Extracted records:
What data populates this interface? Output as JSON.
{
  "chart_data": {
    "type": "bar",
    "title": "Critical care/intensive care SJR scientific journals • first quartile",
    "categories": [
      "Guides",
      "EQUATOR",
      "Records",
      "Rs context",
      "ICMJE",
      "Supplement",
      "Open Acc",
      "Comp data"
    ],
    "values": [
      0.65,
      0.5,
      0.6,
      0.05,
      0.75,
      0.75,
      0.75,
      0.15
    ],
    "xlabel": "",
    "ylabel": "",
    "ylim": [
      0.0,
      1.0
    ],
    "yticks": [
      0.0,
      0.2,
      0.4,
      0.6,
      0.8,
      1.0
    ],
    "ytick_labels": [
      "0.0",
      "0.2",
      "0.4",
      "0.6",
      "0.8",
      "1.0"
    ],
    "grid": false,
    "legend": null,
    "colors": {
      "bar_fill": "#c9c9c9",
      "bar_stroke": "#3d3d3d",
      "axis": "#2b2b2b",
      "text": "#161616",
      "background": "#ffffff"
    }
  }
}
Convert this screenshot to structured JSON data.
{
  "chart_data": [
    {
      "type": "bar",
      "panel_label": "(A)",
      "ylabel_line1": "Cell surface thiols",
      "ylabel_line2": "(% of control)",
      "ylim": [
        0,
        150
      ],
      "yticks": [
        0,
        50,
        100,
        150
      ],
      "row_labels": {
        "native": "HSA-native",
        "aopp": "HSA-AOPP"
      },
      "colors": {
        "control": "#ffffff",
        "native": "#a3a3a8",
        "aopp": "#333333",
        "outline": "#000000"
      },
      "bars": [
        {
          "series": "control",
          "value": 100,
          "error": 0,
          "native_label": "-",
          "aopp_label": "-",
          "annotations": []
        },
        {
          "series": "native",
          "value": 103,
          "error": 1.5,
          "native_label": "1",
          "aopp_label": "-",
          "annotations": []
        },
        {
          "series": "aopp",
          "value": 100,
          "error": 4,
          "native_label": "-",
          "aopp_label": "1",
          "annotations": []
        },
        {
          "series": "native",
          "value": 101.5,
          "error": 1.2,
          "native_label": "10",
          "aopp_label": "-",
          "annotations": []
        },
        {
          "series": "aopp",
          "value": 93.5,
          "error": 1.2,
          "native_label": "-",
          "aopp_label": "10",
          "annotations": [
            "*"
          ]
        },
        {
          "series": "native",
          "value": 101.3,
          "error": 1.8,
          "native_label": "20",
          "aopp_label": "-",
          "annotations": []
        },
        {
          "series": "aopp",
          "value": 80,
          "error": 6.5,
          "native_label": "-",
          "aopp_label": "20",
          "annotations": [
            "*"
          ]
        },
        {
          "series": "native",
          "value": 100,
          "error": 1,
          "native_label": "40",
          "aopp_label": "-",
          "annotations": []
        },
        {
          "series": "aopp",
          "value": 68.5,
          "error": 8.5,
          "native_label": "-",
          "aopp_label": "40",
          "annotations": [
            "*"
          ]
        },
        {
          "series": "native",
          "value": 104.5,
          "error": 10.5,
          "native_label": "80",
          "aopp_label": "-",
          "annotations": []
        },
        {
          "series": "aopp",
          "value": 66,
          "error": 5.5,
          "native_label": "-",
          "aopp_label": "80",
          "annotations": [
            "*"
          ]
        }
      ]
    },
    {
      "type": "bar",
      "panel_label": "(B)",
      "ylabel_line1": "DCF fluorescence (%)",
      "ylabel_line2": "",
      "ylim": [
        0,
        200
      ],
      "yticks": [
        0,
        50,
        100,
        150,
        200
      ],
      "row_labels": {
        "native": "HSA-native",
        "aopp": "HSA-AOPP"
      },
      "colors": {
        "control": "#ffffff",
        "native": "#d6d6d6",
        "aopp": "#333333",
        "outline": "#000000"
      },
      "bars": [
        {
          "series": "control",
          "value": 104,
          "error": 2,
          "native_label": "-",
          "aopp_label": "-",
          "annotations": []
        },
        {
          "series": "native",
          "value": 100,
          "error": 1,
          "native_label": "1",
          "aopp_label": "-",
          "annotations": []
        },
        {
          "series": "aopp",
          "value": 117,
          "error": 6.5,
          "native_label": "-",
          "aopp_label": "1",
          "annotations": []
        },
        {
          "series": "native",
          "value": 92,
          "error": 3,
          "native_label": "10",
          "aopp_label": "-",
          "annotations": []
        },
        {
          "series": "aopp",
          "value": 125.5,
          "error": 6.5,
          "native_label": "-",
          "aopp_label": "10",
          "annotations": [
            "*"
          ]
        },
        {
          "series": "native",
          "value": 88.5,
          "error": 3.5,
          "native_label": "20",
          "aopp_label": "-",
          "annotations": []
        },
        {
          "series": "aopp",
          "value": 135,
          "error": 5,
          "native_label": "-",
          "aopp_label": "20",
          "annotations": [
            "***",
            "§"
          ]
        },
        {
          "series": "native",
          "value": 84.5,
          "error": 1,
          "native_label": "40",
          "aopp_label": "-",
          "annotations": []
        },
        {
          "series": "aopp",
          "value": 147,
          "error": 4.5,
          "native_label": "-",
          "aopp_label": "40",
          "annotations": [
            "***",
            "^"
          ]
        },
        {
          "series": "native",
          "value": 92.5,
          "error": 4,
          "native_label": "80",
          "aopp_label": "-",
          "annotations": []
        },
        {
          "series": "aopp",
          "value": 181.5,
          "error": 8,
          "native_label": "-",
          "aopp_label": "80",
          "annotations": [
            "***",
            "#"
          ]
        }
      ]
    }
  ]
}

__TASK BRIEF__
Reproduce the listing shown above in its entirety, exactly.

__PROBLEM SOLUTION__
What data populates this interface? Output as JSON.
{
  "chart_data": {
    "type": "bar",
    "title": "Critical care/intensive care SJR scientific journals • first quartile",
    "categories": [
      "Guides",
      "EQUATOR",
      "Records",
      "Rs context",
      "ICMJE",
      "Supplement",
      "Open Acc",
      "Comp data"
    ],
    "values": [
      0.65,
      0.5,
      0.6,
      0.05,
      0.75,
      0.75,
      0.75,
      0.15
    ],
    "xlabel": "",
    "ylabel": "",
    "ylim": [
      0.0,
      1.0
    ],
    "yticks": [
      0.0,
      0.2,
      0.4,
      0.6,
      0.8,
      1.0
    ],
    "ytick_labels": [
      "0.0",
      "0.2",
      "0.4",
      "0.6",
      "0.8",
      "1.0"
    ],
    "grid": false,
    "legend": null,
    "colors": {
      "bar_fill": "#c9c9c9",
      "bar_stroke": "#3d3d3d",
      "axis": "#2b2b2b",
      "text": "#161616",
      "background": "#ffffff"
    }
  }
}
Convert this screenshot to structured JSON data.
{
  "chart_data": [
    {
      "type": "bar",
      "panel_label": "(A)",
      "ylabel_line1": "Cell surface thiols",
      "ylabel_line2": "(% of control)",
      "ylim": [
        0,
        150
      ],
      "yticks": [
        0,
        50,
        100,
        150
      ],
      "row_labels": {
        "native": "HSA-native",
        "aopp": "HSA-AOPP"
      },
      "colors": {
        "control": "#ffffff",
        "native": "#a3a3a8",
        "aopp": "#333333",
        "outline": "#000000"
      },
      "bars": [
        {
          "series": "control",
          "value": 100,
          "error": 0,
          "native_label": "-",
          "aopp_label": "-",
          "annotations": []
        },
        {
          "series": "native",
          "value": 103,
          "error": 1.5,
          "native_label": "1",
          "aopp_label": "-",
          "annotations": []
        },
        {
          "series": "aopp",
          "value": 100,
          "error": 4,
          "native_label": "-",
          "aopp_label": "1",
          "annotations": []
        },
        {
          "series": "native",
          "value": 101.5,
          "error": 1.2,
          "native_label": "10",
          "aopp_label": "-",
          "annotations": []
        },
        {
          "series": "aopp",
          "value": 93.5,
          "error": 1.2,
          "native_label": "-",
          "aopp_label": "10",
          "annotations": [
            "*"
          ]
        },
        {
          "series": "native",
          "value": 101.3,
          "error": 1.8,
          "native_label": "20",
          "aopp_label": "-",
          "annotations": []
        },
        {
          "series": "aopp",
          "value": 80,
          "error": 6.5,
          "native_label": "-",
          "aopp_label": "20",
          "annotations": [
            "*"
          ]
        },
        {
          "series": "native",
          "value": 100,
          "error": 1,
          "native_label": "40",
          "aopp_label": "-",
          "annotations": []
        },
        {
          "series": "aopp",
          "value": 68.5,
          "error": 8.5,
          "native_label": "-",
          "aopp_label": "40",
          "annotations": [
            "*"
          ]
        },
        {
          "series": "native",
          "value": 104.5,
          "error": 10.5,
          "native_label": "80",
          "aopp_label": "-",
          "annotations": []
        },
        {
          "series": "aopp",
          "value": 66,
          "error": 5.5,
          "native_label": "-",
          "aopp_label": "80",
          "annotations": [
            "*"
          ]
        }
      ]
    },
    {
      "type": "bar",
      "panel_label": "(B)",
      "ylabel_line1": "DCF fluorescence (%)",
      "ylabel_line2": "",
      "ylim": [
        0,
        200
      ],
      "yticks": [
        0,
        50,
        100,
        150,
        200
      ],
      "row_labels": {
        "native": "HSA-native",
        "aopp": "HSA-AOPP"
      },
      "colors": {
        "control": "#ffffff",
        "native": "#d6d6d6",
        "aopp": "#333333",
        "outline": "#000000"
      },
      "bars": [
        {
          "series": "control",
          "value": 104,
          "error": 2,
          "native_label": "-",
          "aopp_label": "-",
          "annotations": []
        },
        {
          "series": "native",
          "value": 100,
          "error": 1,
          "native_label": "1",
          "aopp_label": "-",
          "annotations": []
        },
        {
          "series": "aopp",
          "value": 117,
          "error": 6.5,
          "native_label": "-",
          "aopp_label": "1",
          "annotations": []
        },
        {
          "series": "native",
          "value": 92,
          "error": 3,
          "native_label": "10",
          "aopp_label": "-",
          "annotations": []
        },
        {
          "series": "aopp",
          "value": 125.5,
          "error": 6.5,
          "native_label": "-",
          "aopp_label": "10",
          "annotations": [
            "*"
          ]
        },
        {
          "series": "native",
          "value": 88.5,
          "error": 3.5,
          "native_label": "20",
          "aopp_label": "-",
          "annotations": []
        },
        {
          "series": "aopp",
          "value": 135,
          "error": 5,
          "native_label": "-",
          "aopp_label": "20",
          "annotations": [
            "***",
            "§"
          ]
        },
        {
          "series": "native",
          "value": 84.5,
          "error": 1,
          "native_label": "40",
          "aopp_label": "-",
          "annotations": []
        },
        {
          "series": "aopp",
          "value": 147,
          "error": 4.5,
          "native_label": "-",
          "aopp_label": "40",
          "annotations": [
            "***",
            "^"
          ]
        },
        {
          "series": "native",
          "value": 92.5,
          "error": 4,
          "native_label": "80",
          "aopp_label": "-",
          "annotations": []
        },
        {
          "series": "aopp",
          "value": 181.5,
          "error": 8,
          "native_label": "-",
          "aopp_label": "80",
          "annotations": [
            "***",
            "#"
          ]
        }
      ]
    }
  ]
}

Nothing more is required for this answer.